*EXERCISE*:
Look below and pull out each line with the word "Describe".

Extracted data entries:
※ ※ ※

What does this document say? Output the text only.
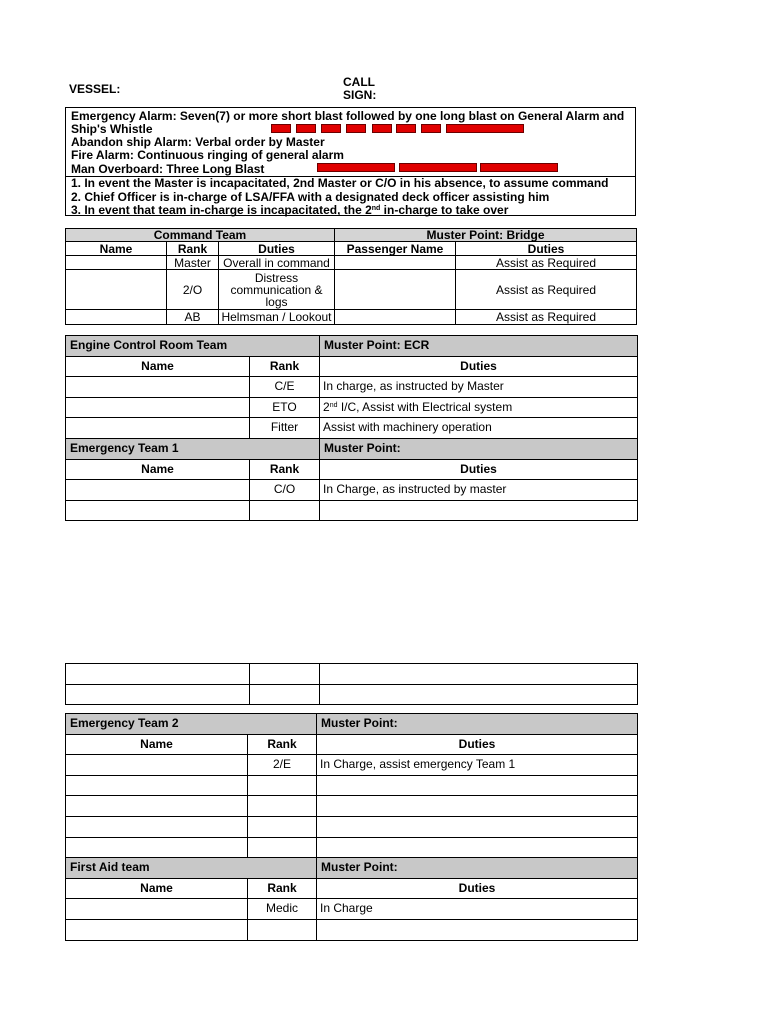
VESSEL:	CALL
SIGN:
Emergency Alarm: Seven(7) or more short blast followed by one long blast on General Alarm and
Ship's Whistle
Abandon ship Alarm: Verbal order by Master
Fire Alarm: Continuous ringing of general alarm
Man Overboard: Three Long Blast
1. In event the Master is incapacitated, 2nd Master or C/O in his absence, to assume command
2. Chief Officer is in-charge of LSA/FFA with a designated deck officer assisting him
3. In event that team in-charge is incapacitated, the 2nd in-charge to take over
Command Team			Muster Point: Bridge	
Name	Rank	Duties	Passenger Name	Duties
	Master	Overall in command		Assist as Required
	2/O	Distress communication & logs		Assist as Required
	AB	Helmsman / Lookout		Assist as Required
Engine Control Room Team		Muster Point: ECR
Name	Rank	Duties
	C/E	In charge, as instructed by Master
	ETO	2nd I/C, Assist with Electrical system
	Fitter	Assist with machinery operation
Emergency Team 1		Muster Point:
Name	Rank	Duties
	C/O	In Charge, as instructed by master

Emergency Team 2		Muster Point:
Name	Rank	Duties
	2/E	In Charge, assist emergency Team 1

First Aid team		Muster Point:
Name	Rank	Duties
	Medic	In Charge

※ ※ ※

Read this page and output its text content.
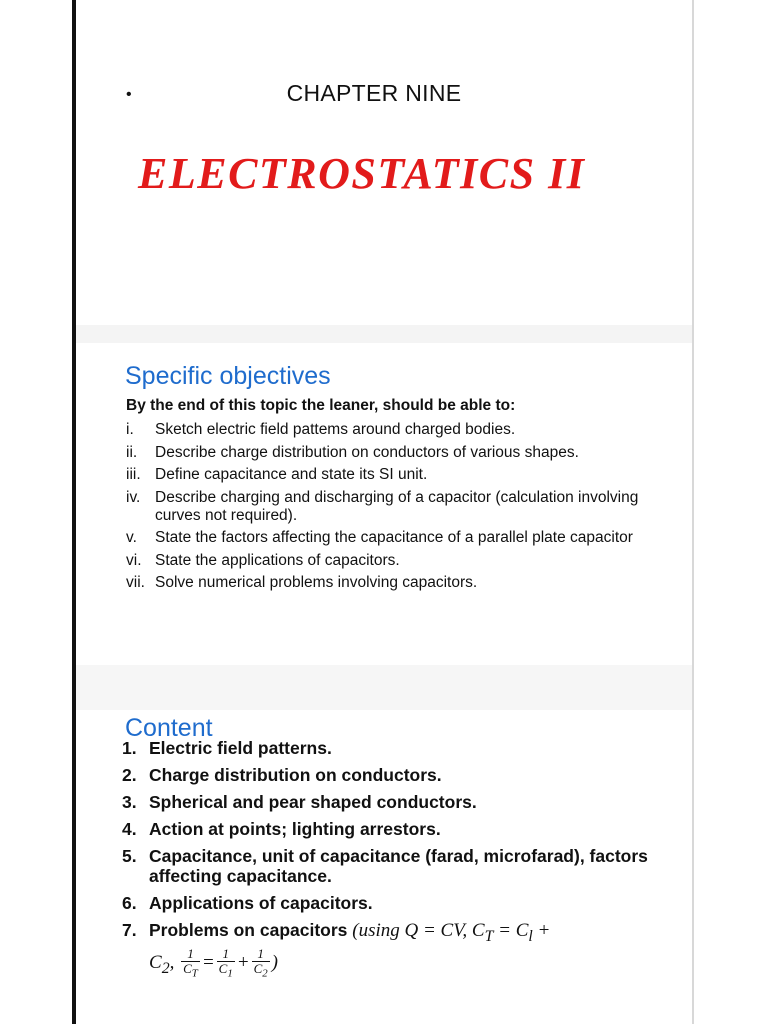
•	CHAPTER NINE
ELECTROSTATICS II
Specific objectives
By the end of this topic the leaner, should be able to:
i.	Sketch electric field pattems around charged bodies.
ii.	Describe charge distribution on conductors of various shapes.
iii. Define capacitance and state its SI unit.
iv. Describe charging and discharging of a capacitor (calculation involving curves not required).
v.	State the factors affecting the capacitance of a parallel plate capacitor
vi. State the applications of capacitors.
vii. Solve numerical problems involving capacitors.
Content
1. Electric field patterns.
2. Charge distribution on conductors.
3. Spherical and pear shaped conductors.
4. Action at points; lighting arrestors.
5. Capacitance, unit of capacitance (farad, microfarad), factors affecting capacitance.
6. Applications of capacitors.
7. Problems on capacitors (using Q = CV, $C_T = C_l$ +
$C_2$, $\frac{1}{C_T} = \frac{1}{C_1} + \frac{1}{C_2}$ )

※ ※ ※

*SOLUTION TO THE PROBLEM*:
ii.	Describe charge distribution on conductors of various shapes.
iv. Describe charging and discharging of a capacitor (calculation involving curves not required).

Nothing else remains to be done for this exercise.